* What the task requires *
Select from the records below every line that has the word "this" in it.

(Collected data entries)
—————

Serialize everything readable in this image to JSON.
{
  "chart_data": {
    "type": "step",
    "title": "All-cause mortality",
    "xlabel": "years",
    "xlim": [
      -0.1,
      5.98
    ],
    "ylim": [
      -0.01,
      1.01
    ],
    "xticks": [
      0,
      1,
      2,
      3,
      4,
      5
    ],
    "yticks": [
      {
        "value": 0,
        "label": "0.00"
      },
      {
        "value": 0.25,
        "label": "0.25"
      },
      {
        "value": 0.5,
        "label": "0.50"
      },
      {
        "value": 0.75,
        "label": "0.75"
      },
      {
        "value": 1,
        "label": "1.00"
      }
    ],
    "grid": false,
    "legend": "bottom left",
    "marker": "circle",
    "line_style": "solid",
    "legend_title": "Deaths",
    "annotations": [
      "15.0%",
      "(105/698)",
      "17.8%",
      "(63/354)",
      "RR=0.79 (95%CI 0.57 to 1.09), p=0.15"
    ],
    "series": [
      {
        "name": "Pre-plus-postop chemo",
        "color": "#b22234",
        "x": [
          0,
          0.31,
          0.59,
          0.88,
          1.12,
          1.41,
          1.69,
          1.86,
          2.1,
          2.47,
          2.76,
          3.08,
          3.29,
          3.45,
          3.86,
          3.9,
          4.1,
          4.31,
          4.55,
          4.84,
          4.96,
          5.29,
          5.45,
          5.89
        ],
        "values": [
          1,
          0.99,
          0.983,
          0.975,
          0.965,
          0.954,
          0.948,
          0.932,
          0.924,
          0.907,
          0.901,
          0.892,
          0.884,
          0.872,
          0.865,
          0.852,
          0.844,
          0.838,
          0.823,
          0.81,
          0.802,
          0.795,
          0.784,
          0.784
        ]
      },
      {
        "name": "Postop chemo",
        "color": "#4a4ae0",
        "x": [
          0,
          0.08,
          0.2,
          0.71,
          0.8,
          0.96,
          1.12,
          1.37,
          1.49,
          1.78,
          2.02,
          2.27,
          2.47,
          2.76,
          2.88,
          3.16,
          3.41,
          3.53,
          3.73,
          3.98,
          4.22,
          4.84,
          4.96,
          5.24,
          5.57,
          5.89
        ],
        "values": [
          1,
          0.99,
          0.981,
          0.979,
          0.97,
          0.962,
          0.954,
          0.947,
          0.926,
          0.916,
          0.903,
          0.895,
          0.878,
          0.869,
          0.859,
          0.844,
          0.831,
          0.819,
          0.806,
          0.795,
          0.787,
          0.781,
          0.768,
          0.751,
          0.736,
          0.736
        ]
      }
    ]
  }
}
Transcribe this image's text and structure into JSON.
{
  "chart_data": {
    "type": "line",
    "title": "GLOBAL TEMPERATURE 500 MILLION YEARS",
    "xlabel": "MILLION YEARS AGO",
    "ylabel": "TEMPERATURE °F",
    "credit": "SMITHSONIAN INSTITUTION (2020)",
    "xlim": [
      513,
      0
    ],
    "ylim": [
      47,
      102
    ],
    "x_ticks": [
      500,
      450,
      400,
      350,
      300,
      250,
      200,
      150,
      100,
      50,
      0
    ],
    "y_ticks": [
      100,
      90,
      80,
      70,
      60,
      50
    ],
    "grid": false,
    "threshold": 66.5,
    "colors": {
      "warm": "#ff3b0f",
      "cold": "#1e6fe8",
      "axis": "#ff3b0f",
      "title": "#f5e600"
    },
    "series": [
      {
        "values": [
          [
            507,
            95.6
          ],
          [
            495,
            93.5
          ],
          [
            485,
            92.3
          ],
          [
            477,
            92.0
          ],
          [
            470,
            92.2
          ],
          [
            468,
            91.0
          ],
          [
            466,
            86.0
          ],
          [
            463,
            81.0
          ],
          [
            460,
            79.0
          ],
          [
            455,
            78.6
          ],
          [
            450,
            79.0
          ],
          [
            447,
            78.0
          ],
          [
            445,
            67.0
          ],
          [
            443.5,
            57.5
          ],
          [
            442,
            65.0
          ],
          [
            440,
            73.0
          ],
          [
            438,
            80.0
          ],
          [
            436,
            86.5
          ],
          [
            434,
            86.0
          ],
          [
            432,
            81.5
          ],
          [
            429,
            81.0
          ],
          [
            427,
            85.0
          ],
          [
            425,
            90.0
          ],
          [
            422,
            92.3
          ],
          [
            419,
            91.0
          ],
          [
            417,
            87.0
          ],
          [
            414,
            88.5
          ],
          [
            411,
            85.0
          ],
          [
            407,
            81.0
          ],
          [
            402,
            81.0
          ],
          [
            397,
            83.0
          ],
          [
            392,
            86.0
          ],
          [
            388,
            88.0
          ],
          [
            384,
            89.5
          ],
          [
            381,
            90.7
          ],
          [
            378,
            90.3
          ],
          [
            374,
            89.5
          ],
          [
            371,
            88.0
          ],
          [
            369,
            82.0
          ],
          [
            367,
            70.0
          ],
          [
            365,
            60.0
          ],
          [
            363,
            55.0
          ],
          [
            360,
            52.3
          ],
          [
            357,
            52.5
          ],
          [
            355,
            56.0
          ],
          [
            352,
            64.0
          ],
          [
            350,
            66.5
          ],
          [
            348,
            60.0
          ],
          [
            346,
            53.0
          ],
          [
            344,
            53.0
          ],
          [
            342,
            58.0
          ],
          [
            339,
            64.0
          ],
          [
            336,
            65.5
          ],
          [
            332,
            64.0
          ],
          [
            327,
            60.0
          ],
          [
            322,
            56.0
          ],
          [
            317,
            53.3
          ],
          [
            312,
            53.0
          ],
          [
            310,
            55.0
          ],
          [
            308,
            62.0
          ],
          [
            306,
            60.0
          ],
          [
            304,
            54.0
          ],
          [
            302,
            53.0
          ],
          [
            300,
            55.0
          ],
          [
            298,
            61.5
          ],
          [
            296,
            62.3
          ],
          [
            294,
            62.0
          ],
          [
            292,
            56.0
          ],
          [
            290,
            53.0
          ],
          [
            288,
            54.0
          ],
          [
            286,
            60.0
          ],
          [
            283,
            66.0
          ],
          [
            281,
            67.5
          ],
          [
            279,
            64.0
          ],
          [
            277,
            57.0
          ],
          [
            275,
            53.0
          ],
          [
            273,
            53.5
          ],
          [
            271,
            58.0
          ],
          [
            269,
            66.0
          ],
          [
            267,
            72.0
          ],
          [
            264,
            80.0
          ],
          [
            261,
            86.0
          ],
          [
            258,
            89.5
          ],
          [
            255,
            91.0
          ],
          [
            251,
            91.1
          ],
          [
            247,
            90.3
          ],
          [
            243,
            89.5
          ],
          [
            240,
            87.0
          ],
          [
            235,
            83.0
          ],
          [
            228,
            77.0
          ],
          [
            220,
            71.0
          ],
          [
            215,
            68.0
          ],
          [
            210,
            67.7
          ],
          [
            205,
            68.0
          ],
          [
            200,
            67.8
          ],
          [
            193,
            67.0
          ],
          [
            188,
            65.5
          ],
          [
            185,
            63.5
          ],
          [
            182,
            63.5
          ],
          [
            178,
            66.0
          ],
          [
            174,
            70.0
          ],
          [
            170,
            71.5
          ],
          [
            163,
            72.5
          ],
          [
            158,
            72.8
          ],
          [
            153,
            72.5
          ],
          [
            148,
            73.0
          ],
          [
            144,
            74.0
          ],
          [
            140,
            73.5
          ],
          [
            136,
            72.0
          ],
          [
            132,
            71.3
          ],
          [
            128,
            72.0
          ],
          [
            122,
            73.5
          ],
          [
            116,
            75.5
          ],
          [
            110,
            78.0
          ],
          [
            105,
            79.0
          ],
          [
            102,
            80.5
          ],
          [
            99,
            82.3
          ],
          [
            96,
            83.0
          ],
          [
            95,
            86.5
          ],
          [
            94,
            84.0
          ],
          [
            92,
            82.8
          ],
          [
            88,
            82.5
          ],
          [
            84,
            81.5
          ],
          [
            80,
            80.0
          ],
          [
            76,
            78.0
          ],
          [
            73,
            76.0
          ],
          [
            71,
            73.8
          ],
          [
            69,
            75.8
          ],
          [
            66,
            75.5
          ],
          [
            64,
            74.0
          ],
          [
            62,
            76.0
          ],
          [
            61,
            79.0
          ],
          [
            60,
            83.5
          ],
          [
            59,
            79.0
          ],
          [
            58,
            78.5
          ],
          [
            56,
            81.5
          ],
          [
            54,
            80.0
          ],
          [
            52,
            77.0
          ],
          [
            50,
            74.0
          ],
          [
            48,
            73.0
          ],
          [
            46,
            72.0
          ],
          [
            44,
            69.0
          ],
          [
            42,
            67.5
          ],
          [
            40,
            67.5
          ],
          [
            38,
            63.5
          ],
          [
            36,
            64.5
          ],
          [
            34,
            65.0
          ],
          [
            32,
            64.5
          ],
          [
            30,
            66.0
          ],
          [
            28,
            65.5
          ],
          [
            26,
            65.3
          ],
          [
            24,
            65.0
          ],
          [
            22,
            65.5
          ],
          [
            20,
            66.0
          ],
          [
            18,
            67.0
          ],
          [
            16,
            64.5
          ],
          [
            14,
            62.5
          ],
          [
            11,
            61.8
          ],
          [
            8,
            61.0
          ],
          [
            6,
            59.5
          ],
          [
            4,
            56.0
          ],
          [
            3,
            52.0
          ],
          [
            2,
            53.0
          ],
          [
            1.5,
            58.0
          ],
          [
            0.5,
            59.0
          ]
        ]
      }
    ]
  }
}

—————

* Exercise answer *
Serialize everything readable in this image to JSON.
Transcribe this image's text and structure into JSON.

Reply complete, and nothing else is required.